### RECORDS PROVIDED

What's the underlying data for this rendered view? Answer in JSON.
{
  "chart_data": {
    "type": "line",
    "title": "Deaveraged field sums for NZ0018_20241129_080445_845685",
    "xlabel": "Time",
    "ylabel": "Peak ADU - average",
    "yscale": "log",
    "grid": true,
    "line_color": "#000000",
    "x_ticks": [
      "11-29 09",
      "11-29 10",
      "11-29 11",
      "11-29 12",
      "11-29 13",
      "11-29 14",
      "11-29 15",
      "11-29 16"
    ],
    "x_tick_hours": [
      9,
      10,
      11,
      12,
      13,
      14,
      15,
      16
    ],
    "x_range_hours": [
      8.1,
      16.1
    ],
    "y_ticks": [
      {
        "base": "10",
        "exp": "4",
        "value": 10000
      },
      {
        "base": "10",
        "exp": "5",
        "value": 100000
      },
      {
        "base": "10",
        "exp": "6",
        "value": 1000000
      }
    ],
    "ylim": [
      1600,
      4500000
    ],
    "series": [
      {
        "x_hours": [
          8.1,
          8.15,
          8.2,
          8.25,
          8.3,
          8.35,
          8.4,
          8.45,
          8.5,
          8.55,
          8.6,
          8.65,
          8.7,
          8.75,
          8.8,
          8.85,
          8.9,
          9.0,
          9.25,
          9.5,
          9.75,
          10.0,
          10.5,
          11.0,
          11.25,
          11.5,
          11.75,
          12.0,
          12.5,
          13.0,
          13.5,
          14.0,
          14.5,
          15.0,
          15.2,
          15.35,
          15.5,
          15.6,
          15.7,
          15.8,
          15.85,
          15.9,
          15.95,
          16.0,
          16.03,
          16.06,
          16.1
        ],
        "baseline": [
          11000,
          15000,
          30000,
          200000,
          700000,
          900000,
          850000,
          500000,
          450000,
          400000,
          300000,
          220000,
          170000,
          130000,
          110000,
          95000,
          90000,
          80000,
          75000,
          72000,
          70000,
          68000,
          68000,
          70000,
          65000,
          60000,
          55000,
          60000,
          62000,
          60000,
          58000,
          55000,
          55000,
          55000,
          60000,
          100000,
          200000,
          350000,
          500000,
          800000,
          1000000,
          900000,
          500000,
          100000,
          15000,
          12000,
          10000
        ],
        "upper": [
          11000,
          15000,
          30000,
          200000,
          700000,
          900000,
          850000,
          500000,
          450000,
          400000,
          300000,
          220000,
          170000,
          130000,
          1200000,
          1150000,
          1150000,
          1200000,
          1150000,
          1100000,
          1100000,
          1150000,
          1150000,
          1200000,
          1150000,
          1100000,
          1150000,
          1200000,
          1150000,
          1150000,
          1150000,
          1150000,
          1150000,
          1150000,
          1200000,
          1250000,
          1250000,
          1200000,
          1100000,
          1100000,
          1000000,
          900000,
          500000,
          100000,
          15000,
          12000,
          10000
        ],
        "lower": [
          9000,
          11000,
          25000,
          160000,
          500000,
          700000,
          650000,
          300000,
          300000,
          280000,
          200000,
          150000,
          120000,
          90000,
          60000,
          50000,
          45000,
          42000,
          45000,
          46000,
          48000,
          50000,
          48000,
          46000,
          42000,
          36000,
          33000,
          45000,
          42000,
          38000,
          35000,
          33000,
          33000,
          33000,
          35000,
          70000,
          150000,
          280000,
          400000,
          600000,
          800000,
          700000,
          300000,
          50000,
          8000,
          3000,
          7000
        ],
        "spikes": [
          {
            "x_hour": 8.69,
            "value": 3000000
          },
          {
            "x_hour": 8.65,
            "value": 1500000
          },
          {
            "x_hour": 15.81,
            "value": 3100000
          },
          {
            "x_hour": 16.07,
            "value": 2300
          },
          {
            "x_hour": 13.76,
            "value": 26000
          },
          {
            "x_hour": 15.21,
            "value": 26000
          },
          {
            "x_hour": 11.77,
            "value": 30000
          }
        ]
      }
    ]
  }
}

######

Retype the data exactly as given.

What's the underlying data for this rendered view? Answer in JSON.
{
  "chart_data": {
    "type": "line",
    "title": "Deaveraged field sums for NZ0018_20241129_080445_845685",
    "xlabel": "Time",
    "ylabel": "Peak ADU - average",
    "yscale": "log",
    "grid": true,
    "line_color": "#000000",
    "x_ticks": [
      "11-29 09",
      "11-29 10",
      "11-29 11",
      "11-29 12",
      "11-29 13",
      "11-29 14",
      "11-29 15",
      "11-29 16"
    ],
    "x_tick_hours": [
      9,
      10,
      11,
      12,
      13,
      14,
      15,
      16
    ],
    "x_range_hours": [
      8.1,
      16.1
    ],
    "y_ticks": [
      {
        "base": "10",
        "exp": "4",
        "value": 10000
      },
      {
        "base": "10",
        "exp": "5",
        "value": 100000
      },
      {
        "base": "10",
        "exp": "6",
        "value": 1000000
      }
    ],
    "ylim": [
      1600,
      4500000
    ],
    "series": [
      {
        "x_hours": [
          8.1,
          8.15,
          8.2,
          8.25,
          8.3,
          8.35,
          8.4,
          8.45,
          8.5,
          8.55,
          8.6,
          8.65,
          8.7,
          8.75,
          8.8,
          8.85,
          8.9,
          9.0,
          9.25,
          9.5,
          9.75,
          10.0,
          10.5,
          11.0,
          11.25,
          11.5,
          11.75,
          12.0,
          12.5,
          13.0,
          13.5,
          14.0,
          14.5,
          15.0,
          15.2,
          15.35,
          15.5,
          15.6,
          15.7,
          15.8,
          15.85,
          15.9,
          15.95,
          16.0,
          16.03,
          16.06,
          16.1
        ],
        "baseline": [
          11000,
          15000,
          30000,
          200000,
          700000,
          900000,
          850000,
          500000,
          450000,
          400000,
          300000,
          220000,
          170000,
          130000,
          110000,
          95000,
          90000,
          80000,
          75000,
          72000,
          70000,
          68000,
          68000,
          70000,
          65000,
          60000,
          55000,
          60000,
          62000,
          60000,
          58000,
          55000,
          55000,
          55000,
          60000,
          100000,
          200000,
          350000,
          500000,
          800000,
          1000000,
          900000,
          500000,
          100000,
          15000,
          12000,
          10000
        ],
        "upper": [
          11000,
          15000,
          30000,
          200000,
          700000,
          900000,
          850000,
          500000,
          450000,
          400000,
          300000,
          220000,
          170000,
          130000,
          1200000,
          1150000,
          1150000,
          1200000,
          1150000,
          1100000,
          1100000,
          1150000,
          1150000,
          1200000,
          1150000,
          1100000,
          1150000,
          1200000,
          1150000,
          1150000,
          1150000,
          1150000,
          1150000,
          1150000,
          1200000,
          1250000,
          1250000,
          1200000,
          1100000,
          1100000,
          1000000,
          900000,
          500000,
          100000,
          15000,
          12000,
          10000
        ],
        "lower": [
          9000,
          11000,
          25000,
          160000,
          500000,
          700000,
          650000,
          300000,
          300000,
          280000,
          200000,
          150000,
          120000,
          90000,
          60000,
          50000,
          45000,
          42000,
          45000,
          46000,
          48000,
          50000,
          48000,
          46000,
          42000,
          36000,
          33000,
          45000,
          42000,
          38000,
          35000,
          33000,
          33000,
          33000,
          35000,
          70000,
          150000,
          280000,
          400000,
          600000,
          800000,
          700000,
          300000,
          50000,
          8000,
          3000,
          7000
        ],
        "spikes": [
          {
            "x_hour": 8.69,
            "value": 3000000
          },
          {
            "x_hour": 8.65,
            "value": 1500000
          },
          {
            "x_hour": 15.81,
            "value": 3100000
          },
          {
            "x_hour": 16.07,
            "value": 2300
          },
          {
            "x_hour": 13.76,
            "value": 26000
          },
          {
            "x_hour": 15.21,
            "value": 26000
          },
          {
            "x_hour": 11.77,
            "value": 30000
          }
        ]
      }
    ]
  }
}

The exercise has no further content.